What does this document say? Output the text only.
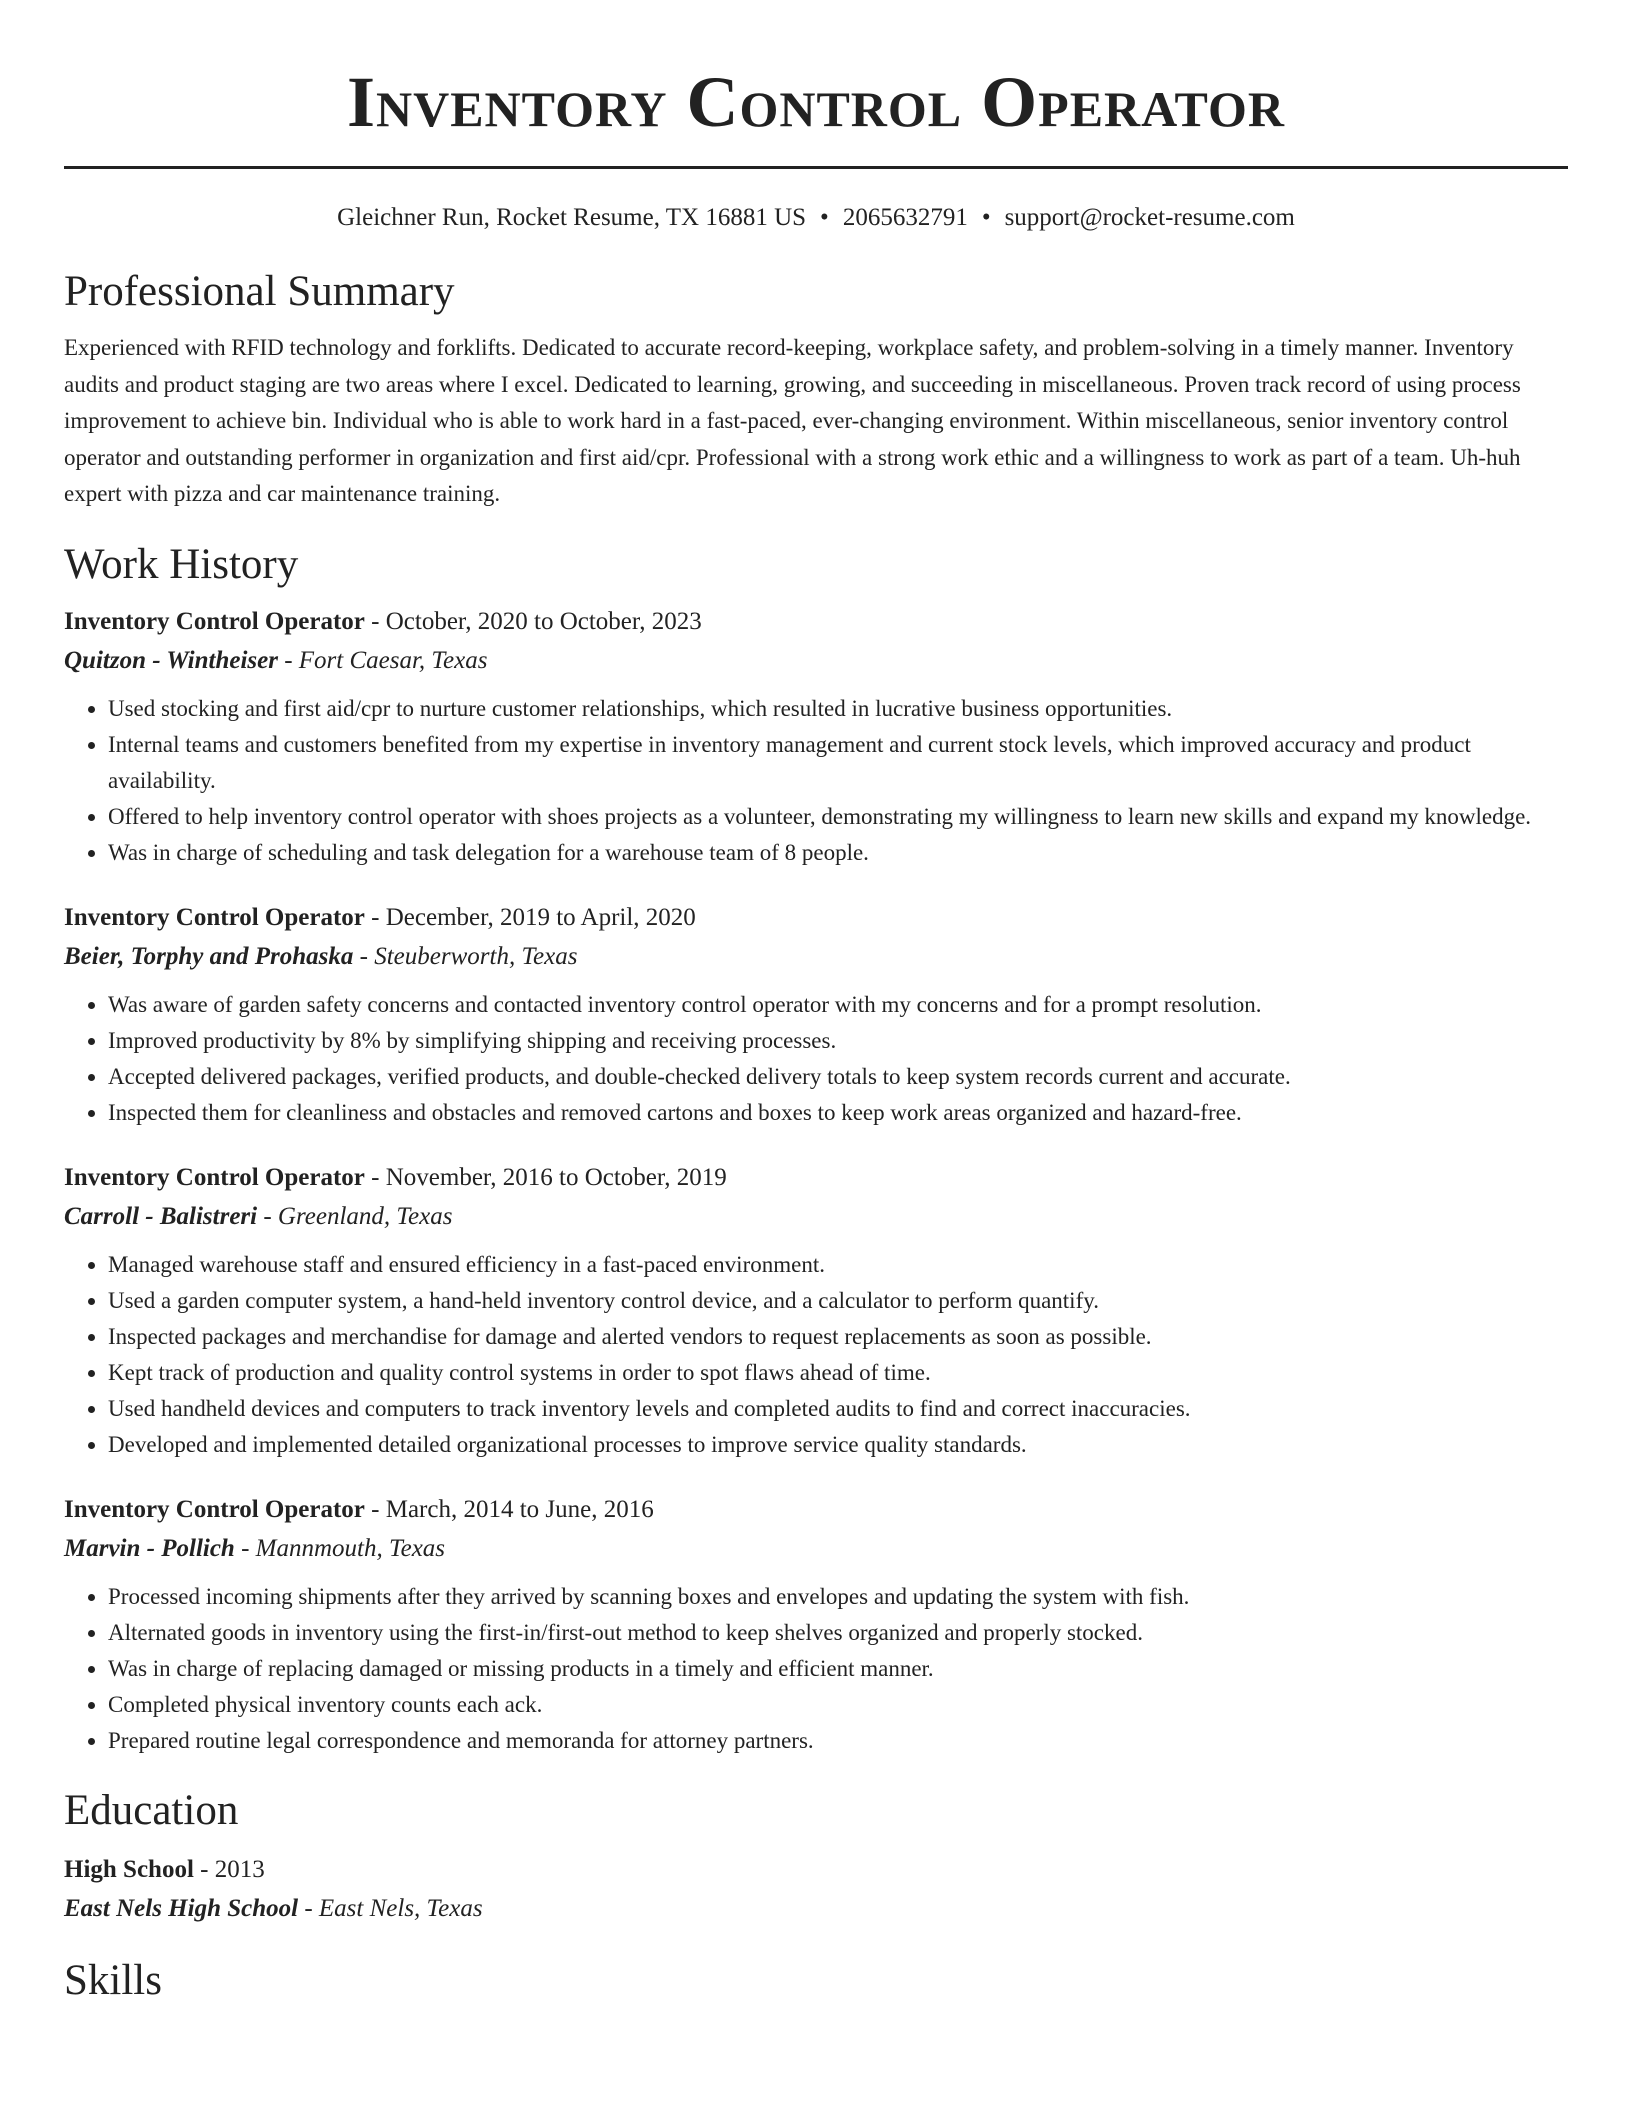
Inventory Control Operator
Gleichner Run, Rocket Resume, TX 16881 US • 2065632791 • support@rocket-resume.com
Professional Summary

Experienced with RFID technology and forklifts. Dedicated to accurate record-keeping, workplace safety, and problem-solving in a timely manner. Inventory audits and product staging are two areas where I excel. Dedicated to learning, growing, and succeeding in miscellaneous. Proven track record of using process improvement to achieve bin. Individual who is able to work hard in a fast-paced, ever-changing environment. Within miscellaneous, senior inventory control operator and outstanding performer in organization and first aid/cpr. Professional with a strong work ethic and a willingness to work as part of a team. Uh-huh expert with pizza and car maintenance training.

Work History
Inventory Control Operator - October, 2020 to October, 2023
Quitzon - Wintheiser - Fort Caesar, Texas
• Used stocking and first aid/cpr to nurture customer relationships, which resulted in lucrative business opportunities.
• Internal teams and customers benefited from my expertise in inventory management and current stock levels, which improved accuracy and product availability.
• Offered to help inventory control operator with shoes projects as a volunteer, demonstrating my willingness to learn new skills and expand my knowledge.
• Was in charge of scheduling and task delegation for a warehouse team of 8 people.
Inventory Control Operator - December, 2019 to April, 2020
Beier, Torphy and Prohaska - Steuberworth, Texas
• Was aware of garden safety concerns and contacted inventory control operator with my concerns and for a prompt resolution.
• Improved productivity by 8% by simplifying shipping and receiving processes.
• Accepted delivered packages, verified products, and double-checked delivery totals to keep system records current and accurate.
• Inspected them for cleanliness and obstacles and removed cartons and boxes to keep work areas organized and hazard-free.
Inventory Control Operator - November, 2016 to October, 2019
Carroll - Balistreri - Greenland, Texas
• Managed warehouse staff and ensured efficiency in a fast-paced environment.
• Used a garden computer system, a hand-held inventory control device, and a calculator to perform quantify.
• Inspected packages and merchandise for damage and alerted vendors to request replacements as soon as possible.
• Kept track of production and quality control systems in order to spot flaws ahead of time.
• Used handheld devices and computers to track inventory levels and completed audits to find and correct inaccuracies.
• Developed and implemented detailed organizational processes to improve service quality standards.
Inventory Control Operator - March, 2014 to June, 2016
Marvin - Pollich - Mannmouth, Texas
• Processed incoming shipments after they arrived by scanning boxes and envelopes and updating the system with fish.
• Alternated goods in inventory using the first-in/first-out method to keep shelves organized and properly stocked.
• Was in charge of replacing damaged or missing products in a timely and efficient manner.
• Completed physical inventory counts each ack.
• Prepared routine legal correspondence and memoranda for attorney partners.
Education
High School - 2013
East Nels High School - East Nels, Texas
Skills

- - -

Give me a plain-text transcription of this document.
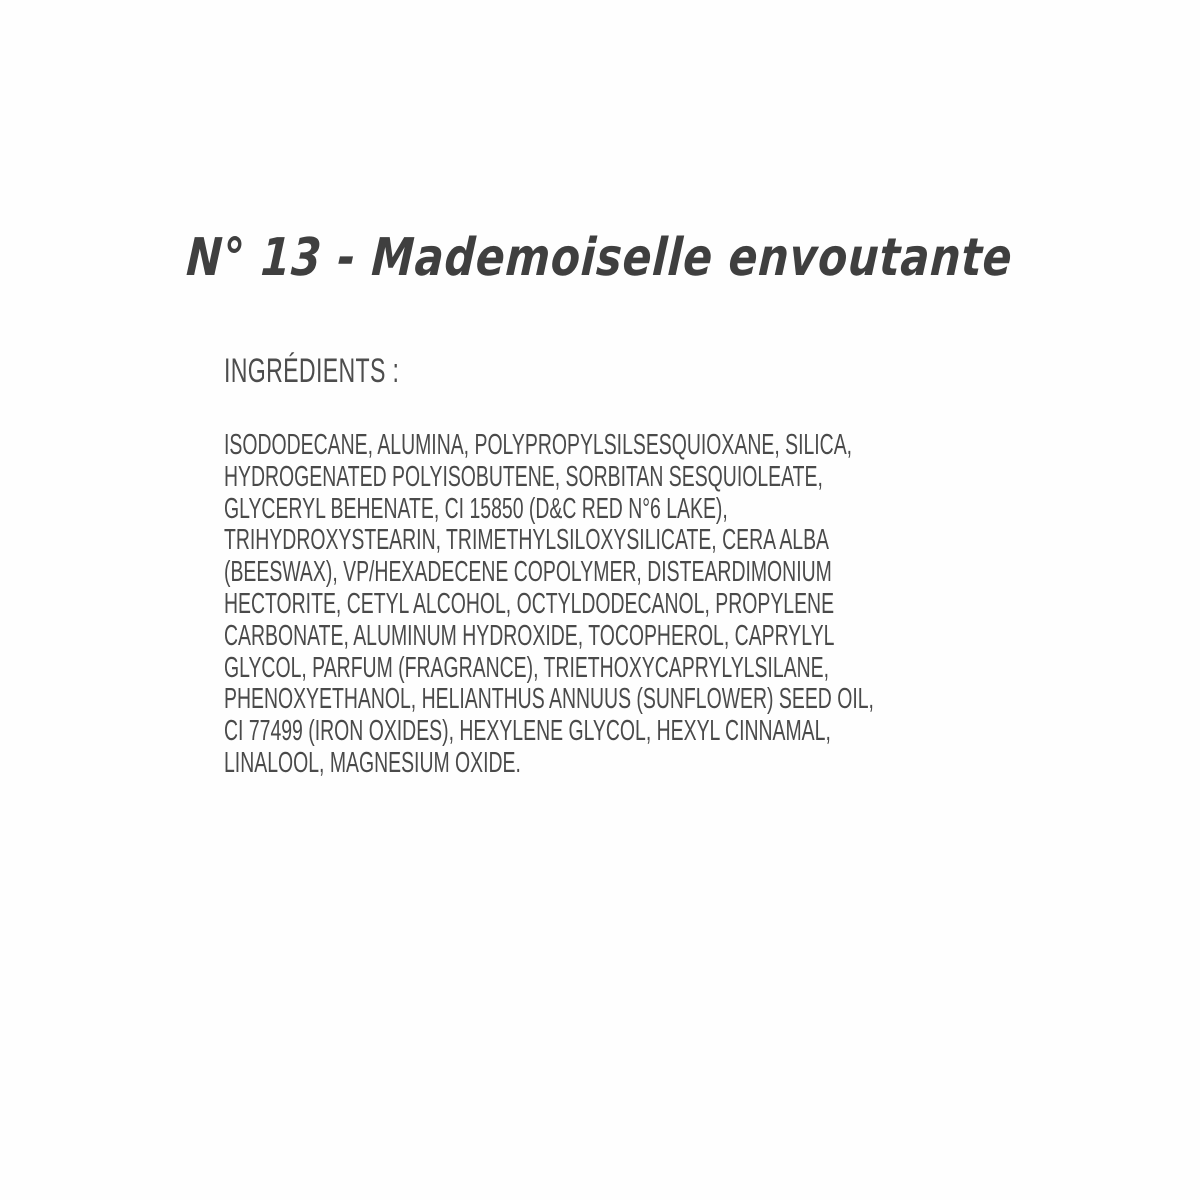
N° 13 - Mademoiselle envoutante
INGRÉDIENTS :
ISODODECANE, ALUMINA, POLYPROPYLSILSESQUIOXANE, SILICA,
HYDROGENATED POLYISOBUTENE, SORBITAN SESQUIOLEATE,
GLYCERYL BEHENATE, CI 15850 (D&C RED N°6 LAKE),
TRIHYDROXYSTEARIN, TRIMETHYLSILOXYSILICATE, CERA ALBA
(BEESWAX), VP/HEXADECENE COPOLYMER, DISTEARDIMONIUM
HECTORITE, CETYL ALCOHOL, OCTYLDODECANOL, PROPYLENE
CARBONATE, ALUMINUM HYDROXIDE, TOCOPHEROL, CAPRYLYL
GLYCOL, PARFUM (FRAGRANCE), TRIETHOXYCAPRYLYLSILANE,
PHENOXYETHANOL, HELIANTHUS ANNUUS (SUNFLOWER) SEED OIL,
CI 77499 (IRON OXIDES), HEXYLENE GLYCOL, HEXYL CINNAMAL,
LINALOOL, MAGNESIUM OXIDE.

- - -

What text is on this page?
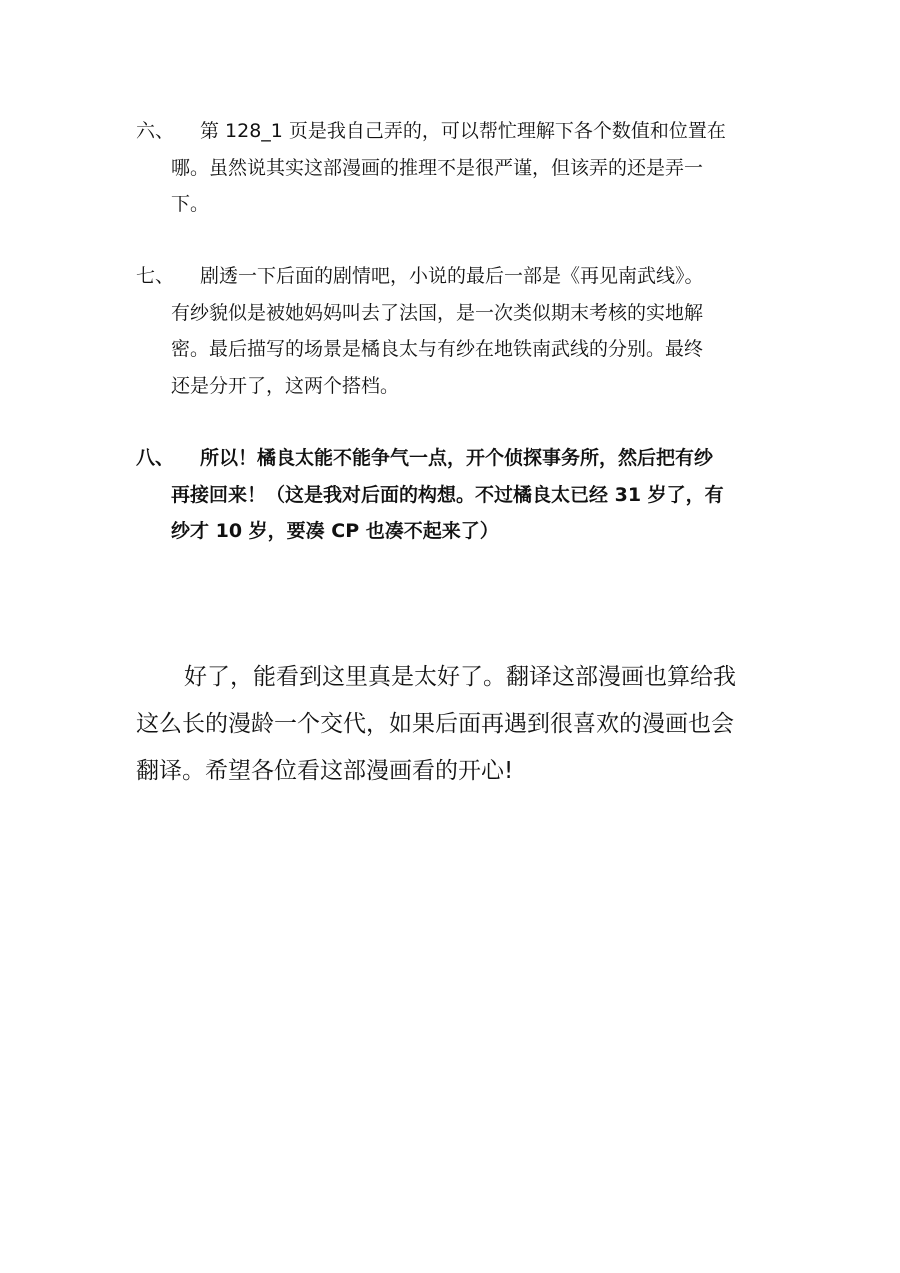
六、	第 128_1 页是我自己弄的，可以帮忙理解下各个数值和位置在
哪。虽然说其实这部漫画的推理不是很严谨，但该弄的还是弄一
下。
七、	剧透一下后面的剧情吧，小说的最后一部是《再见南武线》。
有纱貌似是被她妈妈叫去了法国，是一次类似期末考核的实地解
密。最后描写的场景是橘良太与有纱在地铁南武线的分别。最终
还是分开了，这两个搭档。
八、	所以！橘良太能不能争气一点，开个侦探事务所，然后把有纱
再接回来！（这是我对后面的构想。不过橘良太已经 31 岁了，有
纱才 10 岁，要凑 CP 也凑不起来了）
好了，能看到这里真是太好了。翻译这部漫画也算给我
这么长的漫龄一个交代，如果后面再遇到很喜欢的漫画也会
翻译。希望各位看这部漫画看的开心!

- - -

■ Requirement
Return every line above in which the string "warehouse" occurs.

■ Written answer
• Was in charge of scheduling and task delegation for a warehouse team of 8 people.
• Managed warehouse staff and ensured efficiency in a fast-paced environment.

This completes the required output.